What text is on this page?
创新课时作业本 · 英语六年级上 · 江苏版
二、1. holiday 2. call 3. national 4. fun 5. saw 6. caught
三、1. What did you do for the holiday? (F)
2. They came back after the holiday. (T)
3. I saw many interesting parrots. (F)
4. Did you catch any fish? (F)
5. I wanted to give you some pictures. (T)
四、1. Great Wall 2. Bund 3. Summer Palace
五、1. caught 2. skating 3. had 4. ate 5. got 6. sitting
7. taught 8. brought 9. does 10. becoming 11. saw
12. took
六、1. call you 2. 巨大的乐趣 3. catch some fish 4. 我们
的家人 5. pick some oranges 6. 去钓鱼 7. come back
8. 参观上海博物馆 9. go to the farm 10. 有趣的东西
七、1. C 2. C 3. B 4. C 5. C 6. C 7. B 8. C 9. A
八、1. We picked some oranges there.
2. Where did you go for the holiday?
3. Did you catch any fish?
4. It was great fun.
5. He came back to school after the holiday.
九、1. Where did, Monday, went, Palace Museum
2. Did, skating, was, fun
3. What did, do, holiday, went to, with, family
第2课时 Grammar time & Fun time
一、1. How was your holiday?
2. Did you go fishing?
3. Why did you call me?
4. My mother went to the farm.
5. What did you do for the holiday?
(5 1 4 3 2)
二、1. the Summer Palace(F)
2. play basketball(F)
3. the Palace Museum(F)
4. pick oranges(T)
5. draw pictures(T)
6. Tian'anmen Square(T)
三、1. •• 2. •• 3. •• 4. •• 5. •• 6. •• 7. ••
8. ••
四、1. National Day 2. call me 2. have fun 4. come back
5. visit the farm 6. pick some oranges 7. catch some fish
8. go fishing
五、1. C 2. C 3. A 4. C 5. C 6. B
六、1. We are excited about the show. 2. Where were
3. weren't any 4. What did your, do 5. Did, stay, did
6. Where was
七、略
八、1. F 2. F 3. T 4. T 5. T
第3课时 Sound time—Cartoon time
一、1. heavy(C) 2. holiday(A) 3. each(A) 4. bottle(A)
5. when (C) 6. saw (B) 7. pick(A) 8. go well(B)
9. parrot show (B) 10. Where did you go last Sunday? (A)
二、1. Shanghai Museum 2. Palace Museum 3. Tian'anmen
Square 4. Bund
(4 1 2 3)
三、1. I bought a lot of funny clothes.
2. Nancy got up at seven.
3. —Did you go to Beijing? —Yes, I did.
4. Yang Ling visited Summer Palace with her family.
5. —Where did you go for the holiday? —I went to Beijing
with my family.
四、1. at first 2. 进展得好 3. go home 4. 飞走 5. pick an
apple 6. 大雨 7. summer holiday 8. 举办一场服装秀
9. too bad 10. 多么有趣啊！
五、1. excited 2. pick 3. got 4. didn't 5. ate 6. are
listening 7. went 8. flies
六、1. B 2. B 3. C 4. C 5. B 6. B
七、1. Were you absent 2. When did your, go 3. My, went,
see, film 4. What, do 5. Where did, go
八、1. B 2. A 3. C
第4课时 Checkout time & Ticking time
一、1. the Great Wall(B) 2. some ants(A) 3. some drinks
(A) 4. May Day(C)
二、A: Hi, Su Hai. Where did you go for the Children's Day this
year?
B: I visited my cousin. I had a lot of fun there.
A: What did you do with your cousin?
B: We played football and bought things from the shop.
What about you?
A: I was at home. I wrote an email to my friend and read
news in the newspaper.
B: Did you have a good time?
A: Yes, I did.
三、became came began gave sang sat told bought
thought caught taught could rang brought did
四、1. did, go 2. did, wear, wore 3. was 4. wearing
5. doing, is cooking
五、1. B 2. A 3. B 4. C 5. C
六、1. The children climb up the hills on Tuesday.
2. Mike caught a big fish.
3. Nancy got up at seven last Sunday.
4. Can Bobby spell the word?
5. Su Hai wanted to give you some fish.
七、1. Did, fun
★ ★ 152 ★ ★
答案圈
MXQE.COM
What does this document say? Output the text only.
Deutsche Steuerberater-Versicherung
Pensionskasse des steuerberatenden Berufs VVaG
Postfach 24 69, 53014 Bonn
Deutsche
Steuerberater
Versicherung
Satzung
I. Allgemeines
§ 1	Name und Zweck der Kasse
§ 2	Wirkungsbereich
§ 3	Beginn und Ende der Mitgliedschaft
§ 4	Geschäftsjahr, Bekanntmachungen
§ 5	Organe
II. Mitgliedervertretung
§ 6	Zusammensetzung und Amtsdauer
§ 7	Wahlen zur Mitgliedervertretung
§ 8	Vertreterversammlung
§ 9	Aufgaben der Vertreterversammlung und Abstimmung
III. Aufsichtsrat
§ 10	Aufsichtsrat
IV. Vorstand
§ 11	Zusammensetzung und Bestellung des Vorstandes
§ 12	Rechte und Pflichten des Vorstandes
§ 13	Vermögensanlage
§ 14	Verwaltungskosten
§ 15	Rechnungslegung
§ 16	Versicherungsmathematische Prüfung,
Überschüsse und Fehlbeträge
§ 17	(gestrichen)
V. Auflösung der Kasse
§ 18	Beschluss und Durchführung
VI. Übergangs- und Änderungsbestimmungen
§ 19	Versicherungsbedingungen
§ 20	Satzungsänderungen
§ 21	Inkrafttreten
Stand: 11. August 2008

*TASK DIRECTIONS*: Give the count of lines holding the word "with" and nothing more.

*RESULT OF THIS EXERCISE*: 4